(Objective)
Copy the data exactly as it appears, and do not include any pictures.

Data records
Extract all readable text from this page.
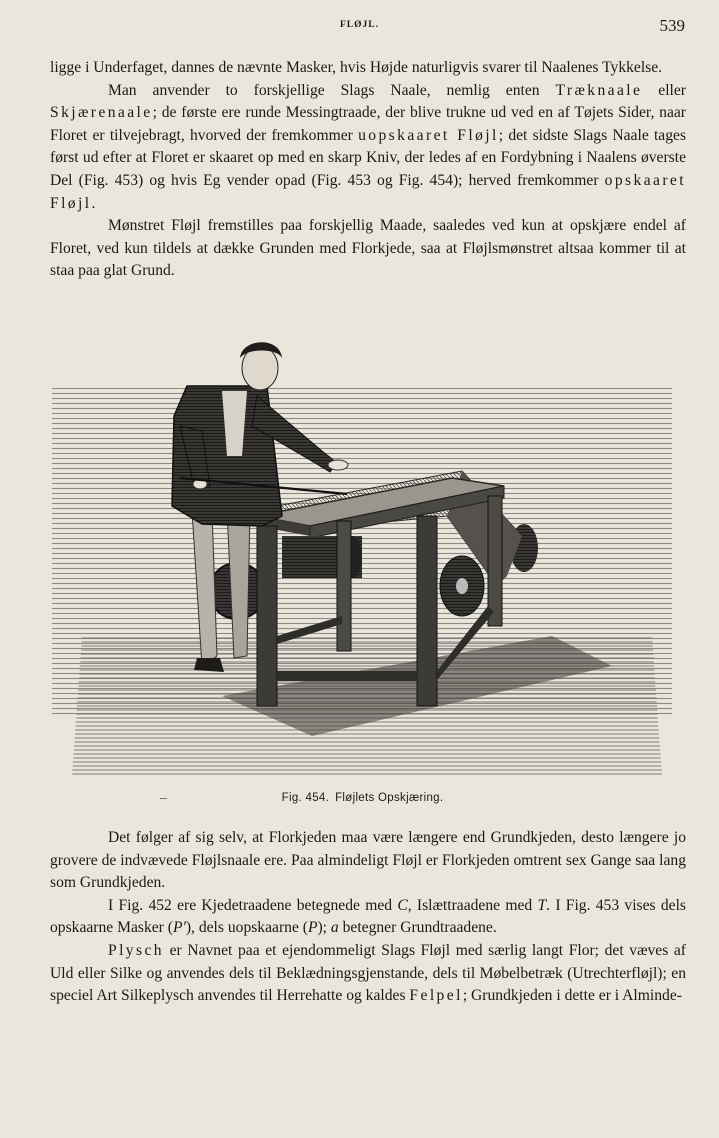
FLØJL.	539

ligge i Underfaget, dannes de nævnte Masker, hvis Højde naturligvis svarer til Naalenes Tykkelse.

Man anvender to forskjellige Slags Naale, nemlig enten Træknaale eller Skjærenaale; de første ere runde Messingtraade, der blive trukne ud ved en af Tøjets Sider, naar Floret er tilvejebragt, hvorved der fremkommer uopskaaret Fløjl; det sidste Slags Naale tages først ud efter at Floret er skaaret op med en skarp Kniv, der ledes af en Fordybning i Naalens øverste Del (Fig. 453) og hvis Eg vender opad (Fig. 453 og Fig. 454); herved fremkommer opskaaret Fløjl.

Mønstret Fløjl fremstilles paa forskjellig Maade, saaledes ved kun at opskjære endel af Floret, ved kun tildels at dække Grunden med Florkjede, saa at Fløjlsmønstret altsaa kommer til at staa paa glat Grund.

Fig. 454. Fløjlets Opskjæring.

Det følger af sig selv, at Florkjeden maa være længere end Grundkjeden, desto længere jo grovere de indvævede Fløjlsnaale ere. Paa almindeligt Fløjl er Florkjeden omtrent sex Gange saa lang som Grundkjeden.

I Fig. 452 ere Kjedetraadene betegnede med C, Islættraadene med T. I Fig. 453 vises dels opskaarne Masker (P'), dels uopskaarne (P); a betegner Grundtraadene.

Plysch er Navnet paa et ejendommeligt Slags Fløjl med særlig langt Flor; det væves af Uld eller Silke og anvendes dels til Beklædningsgjenstande, dels til Møbelbetræk (Utrechterfløjl); en speciel Art Silkeplysch anvendes til Herrehatte og kaldes Felpel; Grundkjeden i dette er i Alminde-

(Complete response)
Extract all readable text from this page.
FLØJL.	539

ligge i Underfaget, dannes de nævnte Masker, hvis Højde naturligvis svarer til Naalenes Tykkelse.

Man anvender to forskjellige Slags Naale, nemlig enten Træknaale eller Skjærenaale; de første ere runde Messingtraade, der blive trukne ud ved en af Tøjets Sider, naar Floret er tilvejebragt, hvorved der fremkommer uopskaaret Fløjl; det sidste Slags Naale tages først ud efter at Floret er skaaret op med en skarp Kniv, der ledes af en Fordybning i Naalens øverste Del (Fig. 453) og hvis Eg vender opad (Fig. 453 og Fig. 454); herved fremkommer opskaaret Fløjl.

Mønstret Fløjl fremstilles paa forskjellig Maade, saaledes ved kun at opskjære endel af Floret, ved kun tildels at dække Grunden med Florkjede, saa at Fløjlsmønstret altsaa kommer til at staa paa glat Grund.

Fig. 454. Fløjlets Opskjæring.

Det følger af sig selv, at Florkjeden maa være længere end Grundkjeden, desto længere jo grovere de indvævede Fløjlsnaale ere. Paa almindeligt Fløjl er Florkjeden omtrent sex Gange saa lang som Grundkjeden.

I Fig. 452 ere Kjedetraadene betegnede med C, Islættraadene med T. I Fig. 453 vises dels opskaarne Masker (P'), dels uopskaarne (P); a betegner Grundtraadene.

Plysch er Navnet paa et ejendommeligt Slags Fløjl med særlig langt Flor; det væves af Uld eller Silke og anvendes dels til Beklædningsgjenstande, dels til Møbelbetræk (Utrechterfløjl); en speciel Art Silkeplysch anvendes til Herrehatte og kaldes Felpel; Grundkjeden i dette er i Alminde-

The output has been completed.